■ Exercise directions
Restate all of the data exactly.

■ Task material

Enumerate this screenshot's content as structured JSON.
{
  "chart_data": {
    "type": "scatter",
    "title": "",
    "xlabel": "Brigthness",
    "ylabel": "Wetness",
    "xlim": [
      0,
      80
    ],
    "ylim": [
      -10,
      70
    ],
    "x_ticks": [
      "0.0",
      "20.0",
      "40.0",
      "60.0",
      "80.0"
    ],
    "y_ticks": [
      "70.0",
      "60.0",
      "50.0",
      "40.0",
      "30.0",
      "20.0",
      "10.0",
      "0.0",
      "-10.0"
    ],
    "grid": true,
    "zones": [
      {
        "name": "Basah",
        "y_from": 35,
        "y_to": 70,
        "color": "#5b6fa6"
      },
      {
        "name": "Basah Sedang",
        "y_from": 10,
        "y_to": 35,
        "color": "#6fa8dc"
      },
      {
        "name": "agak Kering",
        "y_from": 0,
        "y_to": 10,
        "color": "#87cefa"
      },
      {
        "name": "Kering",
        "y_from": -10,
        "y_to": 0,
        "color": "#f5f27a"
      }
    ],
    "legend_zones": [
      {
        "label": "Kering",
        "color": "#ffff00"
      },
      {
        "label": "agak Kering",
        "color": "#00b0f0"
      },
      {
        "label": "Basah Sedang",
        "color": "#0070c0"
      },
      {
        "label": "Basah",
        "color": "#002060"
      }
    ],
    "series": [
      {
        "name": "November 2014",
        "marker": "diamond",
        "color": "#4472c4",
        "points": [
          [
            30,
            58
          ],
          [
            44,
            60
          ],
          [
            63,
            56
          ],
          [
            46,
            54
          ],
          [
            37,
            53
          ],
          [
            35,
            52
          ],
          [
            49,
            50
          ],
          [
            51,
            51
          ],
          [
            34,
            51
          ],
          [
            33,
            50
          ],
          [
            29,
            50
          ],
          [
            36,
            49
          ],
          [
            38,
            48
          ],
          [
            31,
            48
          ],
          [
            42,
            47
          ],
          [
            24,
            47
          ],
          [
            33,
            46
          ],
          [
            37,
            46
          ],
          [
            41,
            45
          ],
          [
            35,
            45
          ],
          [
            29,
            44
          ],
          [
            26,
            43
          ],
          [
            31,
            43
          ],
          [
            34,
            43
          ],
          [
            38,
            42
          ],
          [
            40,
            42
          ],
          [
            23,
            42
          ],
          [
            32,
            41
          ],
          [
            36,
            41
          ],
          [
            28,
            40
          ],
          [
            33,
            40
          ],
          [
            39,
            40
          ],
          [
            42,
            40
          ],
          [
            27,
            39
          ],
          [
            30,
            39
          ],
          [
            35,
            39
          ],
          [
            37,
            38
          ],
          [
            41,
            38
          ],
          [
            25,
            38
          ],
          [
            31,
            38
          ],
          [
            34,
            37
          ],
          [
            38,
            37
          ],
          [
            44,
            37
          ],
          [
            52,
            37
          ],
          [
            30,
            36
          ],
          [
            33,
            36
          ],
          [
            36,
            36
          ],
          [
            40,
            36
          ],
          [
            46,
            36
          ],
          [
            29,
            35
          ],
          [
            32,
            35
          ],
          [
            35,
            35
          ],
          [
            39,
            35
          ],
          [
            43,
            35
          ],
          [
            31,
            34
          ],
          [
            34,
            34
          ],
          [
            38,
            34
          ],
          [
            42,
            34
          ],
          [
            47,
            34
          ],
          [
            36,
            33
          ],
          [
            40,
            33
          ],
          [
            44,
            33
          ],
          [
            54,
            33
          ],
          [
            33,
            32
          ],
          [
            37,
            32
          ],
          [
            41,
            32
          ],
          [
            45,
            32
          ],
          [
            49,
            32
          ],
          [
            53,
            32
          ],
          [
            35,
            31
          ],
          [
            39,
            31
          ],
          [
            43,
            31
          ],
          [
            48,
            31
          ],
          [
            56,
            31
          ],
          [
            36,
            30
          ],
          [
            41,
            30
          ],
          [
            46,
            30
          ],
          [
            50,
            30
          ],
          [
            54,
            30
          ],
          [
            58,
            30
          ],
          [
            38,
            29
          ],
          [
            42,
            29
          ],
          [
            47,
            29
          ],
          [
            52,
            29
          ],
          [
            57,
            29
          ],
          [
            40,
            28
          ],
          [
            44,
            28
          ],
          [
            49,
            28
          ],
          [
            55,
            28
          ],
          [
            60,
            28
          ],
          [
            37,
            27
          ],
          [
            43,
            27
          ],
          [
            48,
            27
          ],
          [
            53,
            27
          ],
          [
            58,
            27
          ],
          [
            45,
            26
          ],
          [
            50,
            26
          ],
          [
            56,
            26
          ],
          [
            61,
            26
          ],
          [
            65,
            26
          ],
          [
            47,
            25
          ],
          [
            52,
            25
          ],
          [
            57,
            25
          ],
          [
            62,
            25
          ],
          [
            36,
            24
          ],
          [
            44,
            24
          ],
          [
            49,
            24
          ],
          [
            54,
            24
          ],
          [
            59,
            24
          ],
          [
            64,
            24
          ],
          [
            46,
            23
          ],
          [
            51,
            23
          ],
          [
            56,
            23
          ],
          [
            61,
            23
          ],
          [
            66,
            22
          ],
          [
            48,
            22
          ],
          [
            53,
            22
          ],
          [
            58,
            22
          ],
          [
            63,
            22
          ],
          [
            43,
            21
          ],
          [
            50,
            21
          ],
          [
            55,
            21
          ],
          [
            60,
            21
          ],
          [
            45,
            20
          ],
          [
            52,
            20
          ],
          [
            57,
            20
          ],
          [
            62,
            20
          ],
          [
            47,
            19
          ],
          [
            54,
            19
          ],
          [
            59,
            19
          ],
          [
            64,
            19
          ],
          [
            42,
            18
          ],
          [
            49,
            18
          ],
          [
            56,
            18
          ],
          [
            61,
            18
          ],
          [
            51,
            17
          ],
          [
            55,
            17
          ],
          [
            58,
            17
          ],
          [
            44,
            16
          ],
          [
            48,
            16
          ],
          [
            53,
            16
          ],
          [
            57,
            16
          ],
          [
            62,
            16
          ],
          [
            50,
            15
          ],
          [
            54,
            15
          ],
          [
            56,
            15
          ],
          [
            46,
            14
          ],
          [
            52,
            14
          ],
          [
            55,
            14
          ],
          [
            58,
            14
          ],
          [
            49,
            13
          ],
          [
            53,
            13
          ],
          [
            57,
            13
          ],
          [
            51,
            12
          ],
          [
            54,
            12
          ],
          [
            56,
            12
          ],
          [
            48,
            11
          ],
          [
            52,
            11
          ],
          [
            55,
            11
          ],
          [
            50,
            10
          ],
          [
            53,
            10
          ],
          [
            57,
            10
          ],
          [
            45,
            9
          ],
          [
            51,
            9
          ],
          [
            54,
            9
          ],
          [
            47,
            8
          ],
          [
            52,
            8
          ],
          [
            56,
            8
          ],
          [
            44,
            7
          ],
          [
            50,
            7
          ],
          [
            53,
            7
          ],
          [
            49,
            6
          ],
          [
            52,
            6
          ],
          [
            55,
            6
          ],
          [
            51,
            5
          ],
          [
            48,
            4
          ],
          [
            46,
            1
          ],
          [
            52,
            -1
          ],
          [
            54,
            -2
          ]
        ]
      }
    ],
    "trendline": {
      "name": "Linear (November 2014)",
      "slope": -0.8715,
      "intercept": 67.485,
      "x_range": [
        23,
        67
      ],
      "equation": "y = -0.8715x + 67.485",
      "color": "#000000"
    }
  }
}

■ Result of this task
Enumerate this screenshot's content as structured JSON.
{
  "chart_data": {
    "type": "scatter",
    "title": "",
    "xlabel": "Brigthness",
    "ylabel": "Wetness",
    "xlim": [
      0,
      80
    ],
    "ylim": [
      -10,
      70
    ],
    "x_ticks": [
      "0.0",
      "20.0",
      "40.0",
      "60.0",
      "80.0"
    ],
    "y_ticks": [
      "70.0",
      "60.0",
      "50.0",
      "40.0",
      "30.0",
      "20.0",
      "10.0",
      "0.0",
      "-10.0"
    ],
    "grid": true,
    "zones": [
      {
        "name": "Basah",
        "y_from": 35,
        "y_to": 70,
        "color": "#5b6fa6"
      },
      {
        "name": "Basah Sedang",
        "y_from": 10,
        "y_to": 35,
        "color": "#6fa8dc"
      },
      {
        "name": "agak Kering",
        "y_from": 0,
        "y_to": 10,
        "color": "#87cefa"
      },
      {
        "name": "Kering",
        "y_from": -10,
        "y_to": 0,
        "color": "#f5f27a"
      }
    ],
    "legend_zones": [
      {
        "label": "Kering",
        "color": "#ffff00"
      },
      {
        "label": "agak Kering",
        "color": "#00b0f0"
      },
      {
        "label": "Basah Sedang",
        "color": "#0070c0"
      },
      {
        "label": "Basah",
        "color": "#002060"
      }
    ],
    "series": [
      {
        "name": "November 2014",
        "marker": "diamond",
        "color": "#4472c4",
        "points": [
          [
            30,
            58
          ],
          [
            44,
            60
          ],
          [
            63,
            56
          ],
          [
            46,
            54
          ],
          [
            37,
            53
          ],
          [
            35,
            52
          ],
          [
            49,
            50
          ],
          [
            51,
            51
          ],
          [
            34,
            51
          ],
          [
            33,
            50
          ],
          [
            29,
            50
          ],
          [
            36,
            49
          ],
          [
            38,
            48
          ],
          [
            31,
            48
          ],
          [
            42,
            47
          ],
          [
            24,
            47
          ],
          [
            33,
            46
          ],
          [
            37,
            46
          ],
          [
            41,
            45
          ],
          [
            35,
            45
          ],
          [
            29,
            44
          ],
          [
            26,
            43
          ],
          [
            31,
            43
          ],
          [
            34,
            43
          ],
          [
            38,
            42
          ],
          [
            40,
            42
          ],
          [
            23,
            42
          ],
          [
            32,
            41
          ],
          [
            36,
            41
          ],
          [
            28,
            40
          ],
          [
            33,
            40
          ],
          [
            39,
            40
          ],
          [
            42,
            40
          ],
          [
            27,
            39
          ],
          [
            30,
            39
          ],
          [
            35,
            39
          ],
          [
            37,
            38
          ],
          [
            41,
            38
          ],
          [
            25,
            38
          ],
          [
            31,
            38
          ],
          [
            34,
            37
          ],
          [
            38,
            37
          ],
          [
            44,
            37
          ],
          [
            52,
            37
          ],
          [
            30,
            36
          ],
          [
            33,
            36
          ],
          [
            36,
            36
          ],
          [
            40,
            36
          ],
          [
            46,
            36
          ],
          [
            29,
            35
          ],
          [
            32,
            35
          ],
          [
            35,
            35
          ],
          [
            39,
            35
          ],
          [
            43,
            35
          ],
          [
            31,
            34
          ],
          [
            34,
            34
          ],
          [
            38,
            34
          ],
          [
            42,
            34
          ],
          [
            47,
            34
          ],
          [
            36,
            33
          ],
          [
            40,
            33
          ],
          [
            44,
            33
          ],
          [
            54,
            33
          ],
          [
            33,
            32
          ],
          [
            37,
            32
          ],
          [
            41,
            32
          ],
          [
            45,
            32
          ],
          [
            49,
            32
          ],
          [
            53,
            32
          ],
          [
            35,
            31
          ],
          [
            39,
            31
          ],
          [
            43,
            31
          ],
          [
            48,
            31
          ],
          [
            56,
            31
          ],
          [
            36,
            30
          ],
          [
            41,
            30
          ],
          [
            46,
            30
          ],
          [
            50,
            30
          ],
          [
            54,
            30
          ],
          [
            58,
            30
          ],
          [
            38,
            29
          ],
          [
            42,
            29
          ],
          [
            47,
            29
          ],
          [
            52,
            29
          ],
          [
            57,
            29
          ],
          [
            40,
            28
          ],
          [
            44,
            28
          ],
          [
            49,
            28
          ],
          [
            55,
            28
          ],
          [
            60,
            28
          ],
          [
            37,
            27
          ],
          [
            43,
            27
          ],
          [
            48,
            27
          ],
          [
            53,
            27
          ],
          [
            58,
            27
          ],
          [
            45,
            26
          ],
          [
            50,
            26
          ],
          [
            56,
            26
          ],
          [
            61,
            26
          ],
          [
            65,
            26
          ],
          [
            47,
            25
          ],
          [
            52,
            25
          ],
          [
            57,
            25
          ],
          [
            62,
            25
          ],
          [
            36,
            24
          ],
          [
            44,
            24
          ],
          [
            49,
            24
          ],
          [
            54,
            24
          ],
          [
            59,
            24
          ],
          [
            64,
            24
          ],
          [
            46,
            23
          ],
          [
            51,
            23
          ],
          [
            56,
            23
          ],
          [
            61,
            23
          ],
          [
            66,
            22
          ],
          [
            48,
            22
          ],
          [
            53,
            22
          ],
          [
            58,
            22
          ],
          [
            63,
            22
          ],
          [
            43,
            21
          ],
          [
            50,
            21
          ],
          [
            55,
            21
          ],
          [
            60,
            21
          ],
          [
            45,
            20
          ],
          [
            52,
            20
          ],
          [
            57,
            20
          ],
          [
            62,
            20
          ],
          [
            47,
            19
          ],
          [
            54,
            19
          ],
          [
            59,
            19
          ],
          [
            64,
            19
          ],
          [
            42,
            18
          ],
          [
            49,
            18
          ],
          [
            56,
            18
          ],
          [
            61,
            18
          ],
          [
            51,
            17
          ],
          [
            55,
            17
          ],
          [
            58,
            17
          ],
          [
            44,
            16
          ],
          [
            48,
            16
          ],
          [
            53,
            16
          ],
          [
            57,
            16
          ],
          [
            62,
            16
          ],
          [
            50,
            15
          ],
          [
            54,
            15
          ],
          [
            56,
            15
          ],
          [
            46,
            14
          ],
          [
            52,
            14
          ],
          [
            55,
            14
          ],
          [
            58,
            14
          ],
          [
            49,
            13
          ],
          [
            53,
            13
          ],
          [
            57,
            13
          ],
          [
            51,
            12
          ],
          [
            54,
            12
          ],
          [
            56,
            12
          ],
          [
            48,
            11
          ],
          [
            52,
            11
          ],
          [
            55,
            11
          ],
          [
            50,
            10
          ],
          [
            53,
            10
          ],
          [
            57,
            10
          ],
          [
            45,
            9
          ],
          [
            51,
            9
          ],
          [
            54,
            9
          ],
          [
            47,
            8
          ],
          [
            52,
            8
          ],
          [
            56,
            8
          ],
          [
            44,
            7
          ],
          [
            50,
            7
          ],
          [
            53,
            7
          ],
          [
            49,
            6
          ],
          [
            52,
            6
          ],
          [
            55,
            6
          ],
          [
            51,
            5
          ],
          [
            48,
            4
          ],
          [
            46,
            1
          ],
          [
            52,
            -1
          ],
          [
            54,
            -2
          ]
        ]
      }
    ],
    "trendline": {
      "name": "Linear (November 2014)",
      "slope": -0.8715,
      "intercept": 67.485,
      "x_range": [
        23,
        67
      ],
      "equation": "y = -0.8715x + 67.485",
      "color": "#000000"
    }
  }
}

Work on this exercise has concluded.